=== Task inputs ===

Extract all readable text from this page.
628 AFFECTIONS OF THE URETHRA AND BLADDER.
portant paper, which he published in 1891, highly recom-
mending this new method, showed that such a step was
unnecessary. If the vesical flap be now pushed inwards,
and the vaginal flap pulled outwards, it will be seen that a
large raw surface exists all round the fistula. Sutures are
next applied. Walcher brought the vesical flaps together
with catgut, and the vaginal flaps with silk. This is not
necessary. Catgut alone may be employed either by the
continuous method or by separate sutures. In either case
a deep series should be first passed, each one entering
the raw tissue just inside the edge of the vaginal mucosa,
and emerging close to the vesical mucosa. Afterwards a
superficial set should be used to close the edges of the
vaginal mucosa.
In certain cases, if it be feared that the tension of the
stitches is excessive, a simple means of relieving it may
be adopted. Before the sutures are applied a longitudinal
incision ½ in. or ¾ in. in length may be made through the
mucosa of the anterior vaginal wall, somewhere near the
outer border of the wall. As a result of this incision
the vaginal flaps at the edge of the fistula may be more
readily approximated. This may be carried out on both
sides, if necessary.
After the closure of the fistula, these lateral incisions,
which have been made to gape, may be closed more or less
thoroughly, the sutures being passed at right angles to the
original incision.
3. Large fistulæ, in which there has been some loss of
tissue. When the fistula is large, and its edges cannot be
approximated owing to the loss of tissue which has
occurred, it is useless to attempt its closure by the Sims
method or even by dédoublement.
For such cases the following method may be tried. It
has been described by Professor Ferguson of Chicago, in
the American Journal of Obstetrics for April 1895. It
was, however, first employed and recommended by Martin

===
=== Task inputs ===

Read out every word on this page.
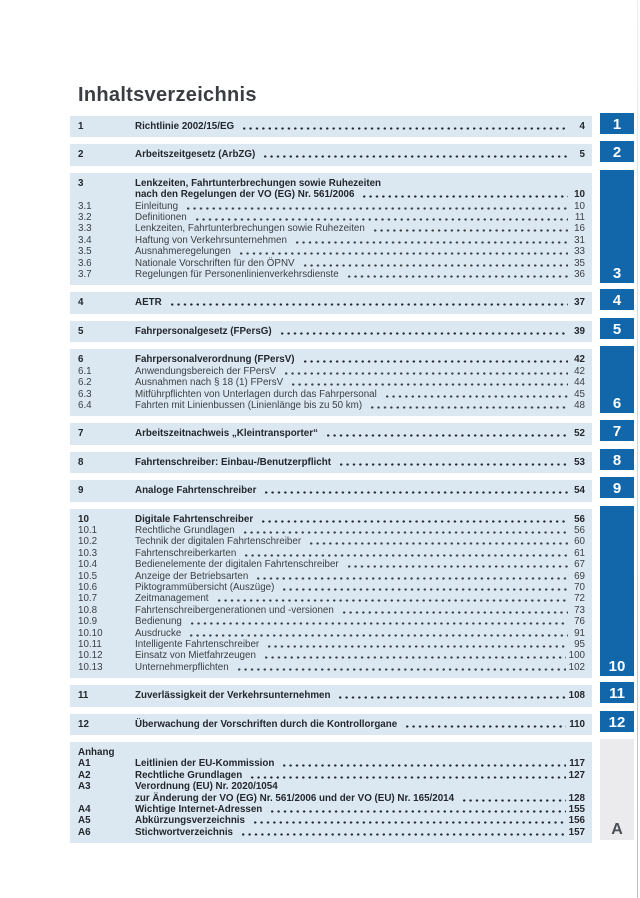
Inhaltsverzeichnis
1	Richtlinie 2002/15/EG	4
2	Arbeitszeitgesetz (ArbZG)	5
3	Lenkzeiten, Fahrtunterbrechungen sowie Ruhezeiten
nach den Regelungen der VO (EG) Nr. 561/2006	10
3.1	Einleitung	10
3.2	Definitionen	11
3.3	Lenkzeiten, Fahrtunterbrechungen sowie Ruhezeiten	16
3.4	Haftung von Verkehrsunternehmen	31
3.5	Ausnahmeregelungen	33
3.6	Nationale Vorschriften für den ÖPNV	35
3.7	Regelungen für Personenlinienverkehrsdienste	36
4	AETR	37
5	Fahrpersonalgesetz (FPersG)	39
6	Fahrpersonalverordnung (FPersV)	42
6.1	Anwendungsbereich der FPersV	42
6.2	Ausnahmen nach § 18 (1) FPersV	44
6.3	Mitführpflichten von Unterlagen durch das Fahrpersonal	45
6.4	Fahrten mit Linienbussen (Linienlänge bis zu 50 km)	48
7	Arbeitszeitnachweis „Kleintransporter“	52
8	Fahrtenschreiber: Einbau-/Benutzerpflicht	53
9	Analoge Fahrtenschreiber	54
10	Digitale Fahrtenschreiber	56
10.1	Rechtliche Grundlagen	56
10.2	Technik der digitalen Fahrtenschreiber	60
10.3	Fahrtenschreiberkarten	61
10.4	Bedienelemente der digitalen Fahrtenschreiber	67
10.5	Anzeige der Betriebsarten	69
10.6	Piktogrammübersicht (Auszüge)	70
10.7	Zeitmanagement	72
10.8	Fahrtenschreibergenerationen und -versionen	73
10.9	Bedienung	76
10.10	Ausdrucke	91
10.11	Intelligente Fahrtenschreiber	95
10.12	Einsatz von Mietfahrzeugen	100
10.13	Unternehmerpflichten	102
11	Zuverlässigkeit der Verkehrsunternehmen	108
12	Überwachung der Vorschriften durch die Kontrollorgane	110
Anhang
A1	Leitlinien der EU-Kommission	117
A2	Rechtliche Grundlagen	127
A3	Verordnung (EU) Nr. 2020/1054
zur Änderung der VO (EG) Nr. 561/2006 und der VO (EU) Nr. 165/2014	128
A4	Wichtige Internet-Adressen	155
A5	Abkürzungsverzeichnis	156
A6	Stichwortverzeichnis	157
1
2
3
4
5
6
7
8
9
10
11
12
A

===
=== Task inputs ===

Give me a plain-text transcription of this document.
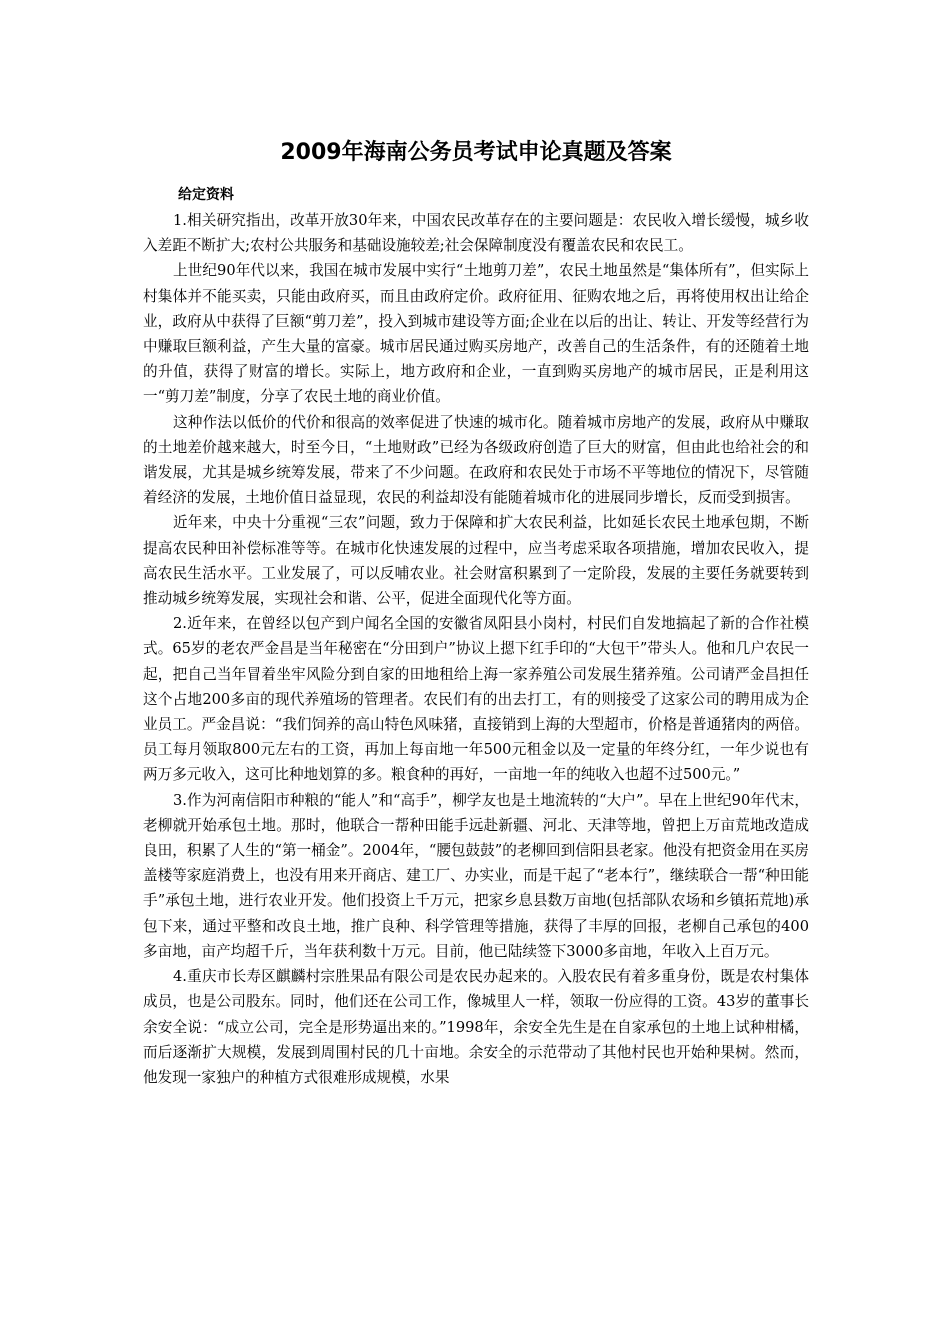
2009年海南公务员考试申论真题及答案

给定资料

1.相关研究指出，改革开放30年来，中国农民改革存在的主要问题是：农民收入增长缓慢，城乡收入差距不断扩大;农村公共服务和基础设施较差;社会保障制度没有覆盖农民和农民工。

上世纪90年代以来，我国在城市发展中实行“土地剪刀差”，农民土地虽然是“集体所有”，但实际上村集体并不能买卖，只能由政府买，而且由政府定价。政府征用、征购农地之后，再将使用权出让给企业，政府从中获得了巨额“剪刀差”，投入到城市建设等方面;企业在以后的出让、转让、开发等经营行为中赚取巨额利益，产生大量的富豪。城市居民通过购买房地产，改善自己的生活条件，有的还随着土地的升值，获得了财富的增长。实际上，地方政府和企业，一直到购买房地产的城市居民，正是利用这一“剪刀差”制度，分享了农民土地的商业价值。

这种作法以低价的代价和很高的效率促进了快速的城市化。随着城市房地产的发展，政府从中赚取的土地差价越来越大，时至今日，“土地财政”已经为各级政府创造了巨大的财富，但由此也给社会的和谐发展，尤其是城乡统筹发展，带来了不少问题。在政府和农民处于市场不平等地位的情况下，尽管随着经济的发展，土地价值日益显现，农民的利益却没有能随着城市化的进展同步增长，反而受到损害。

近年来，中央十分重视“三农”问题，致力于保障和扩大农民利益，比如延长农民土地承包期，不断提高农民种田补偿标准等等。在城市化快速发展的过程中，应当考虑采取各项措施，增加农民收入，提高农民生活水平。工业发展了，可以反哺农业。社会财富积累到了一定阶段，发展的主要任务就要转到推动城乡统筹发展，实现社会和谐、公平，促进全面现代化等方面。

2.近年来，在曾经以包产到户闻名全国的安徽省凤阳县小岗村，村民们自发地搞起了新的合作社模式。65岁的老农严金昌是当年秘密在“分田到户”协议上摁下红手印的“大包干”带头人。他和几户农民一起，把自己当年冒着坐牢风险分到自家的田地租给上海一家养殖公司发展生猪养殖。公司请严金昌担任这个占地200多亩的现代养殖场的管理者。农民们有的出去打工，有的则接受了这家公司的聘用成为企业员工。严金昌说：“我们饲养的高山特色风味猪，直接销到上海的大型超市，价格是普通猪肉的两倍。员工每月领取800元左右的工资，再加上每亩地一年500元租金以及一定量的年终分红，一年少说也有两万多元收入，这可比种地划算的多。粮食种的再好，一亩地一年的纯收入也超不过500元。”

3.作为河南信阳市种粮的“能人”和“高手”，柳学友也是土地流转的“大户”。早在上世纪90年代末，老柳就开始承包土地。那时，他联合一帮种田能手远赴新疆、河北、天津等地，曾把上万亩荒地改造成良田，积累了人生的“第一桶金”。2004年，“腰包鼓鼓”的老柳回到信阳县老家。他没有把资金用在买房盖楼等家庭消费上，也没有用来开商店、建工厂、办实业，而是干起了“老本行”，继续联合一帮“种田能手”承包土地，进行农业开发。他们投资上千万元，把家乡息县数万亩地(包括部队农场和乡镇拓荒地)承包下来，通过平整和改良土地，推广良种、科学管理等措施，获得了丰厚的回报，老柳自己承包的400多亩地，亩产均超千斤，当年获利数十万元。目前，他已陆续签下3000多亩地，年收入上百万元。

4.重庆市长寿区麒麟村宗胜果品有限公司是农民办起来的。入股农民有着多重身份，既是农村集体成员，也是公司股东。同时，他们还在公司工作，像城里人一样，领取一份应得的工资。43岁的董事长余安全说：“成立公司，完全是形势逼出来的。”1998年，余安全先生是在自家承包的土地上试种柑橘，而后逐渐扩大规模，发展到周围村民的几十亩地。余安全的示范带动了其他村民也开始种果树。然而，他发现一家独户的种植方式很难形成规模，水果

===

What is being asked:
Report each line of the material above where the word "wall" appears.

Problem solution:
mucosa of the anterior vaginal wall, somewhere near the
outer border of the wall. As a result of this incision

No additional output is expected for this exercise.